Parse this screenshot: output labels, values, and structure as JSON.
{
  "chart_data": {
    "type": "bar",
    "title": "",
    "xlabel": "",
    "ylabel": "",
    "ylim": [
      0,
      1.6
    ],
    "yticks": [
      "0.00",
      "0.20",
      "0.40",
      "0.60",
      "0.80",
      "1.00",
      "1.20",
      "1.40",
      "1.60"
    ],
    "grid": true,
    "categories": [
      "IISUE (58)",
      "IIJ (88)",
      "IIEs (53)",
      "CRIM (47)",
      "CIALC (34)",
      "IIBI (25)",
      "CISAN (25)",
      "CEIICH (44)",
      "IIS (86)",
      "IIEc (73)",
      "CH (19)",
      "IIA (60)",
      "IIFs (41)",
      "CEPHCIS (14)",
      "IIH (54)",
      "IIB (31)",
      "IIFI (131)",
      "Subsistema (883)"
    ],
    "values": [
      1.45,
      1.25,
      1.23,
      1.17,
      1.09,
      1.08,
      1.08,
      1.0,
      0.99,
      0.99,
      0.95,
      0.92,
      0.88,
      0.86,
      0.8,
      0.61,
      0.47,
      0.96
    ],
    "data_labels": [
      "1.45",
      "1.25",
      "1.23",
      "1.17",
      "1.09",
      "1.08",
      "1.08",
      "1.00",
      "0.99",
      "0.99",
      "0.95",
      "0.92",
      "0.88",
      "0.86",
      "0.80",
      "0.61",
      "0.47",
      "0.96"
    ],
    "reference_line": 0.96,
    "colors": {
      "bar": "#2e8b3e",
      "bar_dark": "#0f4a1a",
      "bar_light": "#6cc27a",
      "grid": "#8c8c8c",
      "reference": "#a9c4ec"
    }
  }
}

──────────

All of the data above should be transcribed exactly.

Parse this screenshot: output labels, values, and structure as JSON.
{
  "chart_data": {
    "type": "bar",
    "title": "",
    "xlabel": "",
    "ylabel": "",
    "ylim": [
      0,
      1.6
    ],
    "yticks": [
      "0.00",
      "0.20",
      "0.40",
      "0.60",
      "0.80",
      "1.00",
      "1.20",
      "1.40",
      "1.60"
    ],
    "grid": true,
    "categories": [
      "IISUE (58)",
      "IIJ (88)",
      "IIEs (53)",
      "CRIM (47)",
      "CIALC (34)",
      "IIBI (25)",
      "CISAN (25)",
      "CEIICH (44)",
      "IIS (86)",
      "IIEc (73)",
      "CH (19)",
      "IIA (60)",
      "IIFs (41)",
      "CEPHCIS (14)",
      "IIH (54)",
      "IIB (31)",
      "IIFI (131)",
      "Subsistema (883)"
    ],
    "values": [
      1.45,
      1.25,
      1.23,
      1.17,
      1.09,
      1.08,
      1.08,
      1.0,
      0.99,
      0.99,
      0.95,
      0.92,
      0.88,
      0.86,
      0.8,
      0.61,
      0.47,
      0.96
    ],
    "data_labels": [
      "1.45",
      "1.25",
      "1.23",
      "1.17",
      "1.09",
      "1.08",
      "1.08",
      "1.00",
      "0.99",
      "0.99",
      "0.95",
      "0.92",
      "0.88",
      "0.86",
      "0.80",
      "0.61",
      "0.47",
      "0.96"
    ],
    "reference_line": 0.96,
    "colors": {
      "bar": "#2e8b3e",
      "bar_dark": "#0f4a1a",
      "bar_light": "#6cc27a",
      "grid": "#8c8c8c",
      "reference": "#a9c4ec"
    }
  }
}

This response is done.